Exercise task: Repeat the records below exactly.

====== The input

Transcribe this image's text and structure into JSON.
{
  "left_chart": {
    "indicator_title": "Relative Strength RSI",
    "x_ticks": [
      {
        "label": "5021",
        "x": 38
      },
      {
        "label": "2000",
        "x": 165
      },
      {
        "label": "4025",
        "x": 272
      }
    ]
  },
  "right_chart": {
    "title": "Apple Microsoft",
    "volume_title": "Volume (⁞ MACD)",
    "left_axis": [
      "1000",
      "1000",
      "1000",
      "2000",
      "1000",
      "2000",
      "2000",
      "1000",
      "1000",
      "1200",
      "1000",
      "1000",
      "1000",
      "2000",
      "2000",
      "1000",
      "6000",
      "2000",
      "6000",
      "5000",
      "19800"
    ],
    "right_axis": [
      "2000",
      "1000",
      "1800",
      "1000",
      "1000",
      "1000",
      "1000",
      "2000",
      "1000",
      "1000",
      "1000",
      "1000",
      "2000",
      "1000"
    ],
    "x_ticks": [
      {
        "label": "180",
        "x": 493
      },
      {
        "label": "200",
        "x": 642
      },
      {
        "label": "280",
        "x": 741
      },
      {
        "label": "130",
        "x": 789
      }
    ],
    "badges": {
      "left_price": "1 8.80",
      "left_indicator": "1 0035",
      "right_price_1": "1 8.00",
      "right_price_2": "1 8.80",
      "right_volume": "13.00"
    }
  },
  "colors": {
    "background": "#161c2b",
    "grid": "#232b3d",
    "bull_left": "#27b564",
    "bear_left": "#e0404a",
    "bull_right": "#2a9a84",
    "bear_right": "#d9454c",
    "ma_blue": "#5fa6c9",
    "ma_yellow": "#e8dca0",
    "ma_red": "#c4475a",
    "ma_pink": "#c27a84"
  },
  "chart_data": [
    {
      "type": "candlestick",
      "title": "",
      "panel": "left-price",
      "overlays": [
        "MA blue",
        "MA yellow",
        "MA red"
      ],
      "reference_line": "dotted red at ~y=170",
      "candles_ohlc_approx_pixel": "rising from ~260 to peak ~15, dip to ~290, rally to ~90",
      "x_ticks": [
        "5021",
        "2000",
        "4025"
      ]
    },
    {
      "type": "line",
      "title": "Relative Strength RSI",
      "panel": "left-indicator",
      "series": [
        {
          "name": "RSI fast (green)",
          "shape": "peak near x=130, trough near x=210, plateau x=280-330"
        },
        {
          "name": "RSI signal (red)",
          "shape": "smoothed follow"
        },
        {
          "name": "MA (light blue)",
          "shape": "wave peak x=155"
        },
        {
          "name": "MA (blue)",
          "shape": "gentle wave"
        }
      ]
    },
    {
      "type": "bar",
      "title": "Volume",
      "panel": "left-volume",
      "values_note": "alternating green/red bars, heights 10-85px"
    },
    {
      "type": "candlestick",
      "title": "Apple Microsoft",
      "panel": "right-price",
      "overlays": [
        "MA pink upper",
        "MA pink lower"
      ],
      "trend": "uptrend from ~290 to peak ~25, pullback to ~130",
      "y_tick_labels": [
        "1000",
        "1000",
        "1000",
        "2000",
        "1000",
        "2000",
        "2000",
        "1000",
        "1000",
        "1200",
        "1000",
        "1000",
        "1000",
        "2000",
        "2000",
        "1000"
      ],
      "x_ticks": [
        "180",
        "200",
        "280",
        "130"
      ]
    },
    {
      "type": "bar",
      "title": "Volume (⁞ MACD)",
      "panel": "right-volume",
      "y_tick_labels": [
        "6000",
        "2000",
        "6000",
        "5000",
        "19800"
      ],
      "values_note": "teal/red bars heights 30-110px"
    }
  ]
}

============

Worked solution:
Transcribe this image's text and structure into JSON.
{
  "left_chart": {
    "indicator_title": "Relative Strength RSI",
    "x_ticks": [
      {
        "label": "5021",
        "x": 38
      },
      {
        "label": "2000",
        "x": 165
      },
      {
        "label": "4025",
        "x": 272
      }
    ]
  },
  "right_chart": {
    "title": "Apple Microsoft",
    "volume_title": "Volume (⁞ MACD)",
    "left_axis": [
      "1000",
      "1000",
      "1000",
      "2000",
      "1000",
      "2000",
      "2000",
      "1000",
      "1000",
      "1200",
      "1000",
      "1000",
      "1000",
      "2000",
      "2000",
      "1000",
      "6000",
      "2000",
      "6000",
      "5000",
      "19800"
    ],
    "right_axis": [
      "2000",
      "1000",
      "1800",
      "1000",
      "1000",
      "1000",
      "1000",
      "2000",
      "1000",
      "1000",
      "1000",
      "1000",
      "2000",
      "1000"
    ],
    "x_ticks": [
      {
        "label": "180",
        "x": 493
      },
      {
        "label": "200",
        "x": 642
      },
      {
        "label": "280",
        "x": 741
      },
      {
        "label": "130",
        "x": 789
      }
    ],
    "badges": {
      "left_price": "1 8.80",
      "left_indicator": "1 0035",
      "right_price_1": "1 8.00",
      "right_price_2": "1 8.80",
      "right_volume": "13.00"
    }
  },
  "colors": {
    "background": "#161c2b",
    "grid": "#232b3d",
    "bull_left": "#27b564",
    "bear_left": "#e0404a",
    "bull_right": "#2a9a84",
    "bear_right": "#d9454c",
    "ma_blue": "#5fa6c9",
    "ma_yellow": "#e8dca0",
    "ma_red": "#c4475a",
    "ma_pink": "#c27a84"
  },
  "chart_data": [
    {
      "type": "candlestick",
      "title": "",
      "panel": "left-price",
      "overlays": [
        "MA blue",
        "MA yellow",
        "MA red"
      ],
      "reference_line": "dotted red at ~y=170",
      "candles_ohlc_approx_pixel": "rising from ~260 to peak ~15, dip to ~290, rally to ~90",
      "x_ticks": [
        "5021",
        "2000",
        "4025"
      ]
    },
    {
      "type": "line",
      "title": "Relative Strength RSI",
      "panel": "left-indicator",
      "series": [
        {
          "name": "RSI fast (green)",
          "shape": "peak near x=130, trough near x=210, plateau x=280-330"
        },
        {
          "name": "RSI signal (red)",
          "shape": "smoothed follow"
        },
        {
          "name": "MA (light blue)",
          "shape": "wave peak x=155"
        },
        {
          "name": "MA (blue)",
          "shape": "gentle wave"
        }
      ]
    },
    {
      "type": "bar",
      "title": "Volume",
      "panel": "left-volume",
      "values_note": "alternating green/red bars, heights 10-85px"
    },
    {
      "type": "candlestick",
      "title": "Apple Microsoft",
      "panel": "right-price",
      "overlays": [
        "MA pink upper",
        "MA pink lower"
      ],
      "trend": "uptrend from ~290 to peak ~25, pullback to ~130",
      "y_tick_labels": [
        "1000",
        "1000",
        "1000",
        "2000",
        "1000",
        "2000",
        "2000",
        "1000",
        "1000",
        "1200",
        "1000",
        "1000",
        "1000",
        "2000",
        "2000",
        "1000"
      ],
      "x_ticks": [
        "180",
        "200",
        "280",
        "130"
      ]
    },
    {
      "type": "bar",
      "title": "Volume (⁞ MACD)",
      "panel": "right-volume",
      "y_tick_labels": [
        "6000",
        "2000",
        "6000",
        "5000",
        "19800"
      ],
      "values_note": "teal/red bars heights 30-110px"
    }
  ]
}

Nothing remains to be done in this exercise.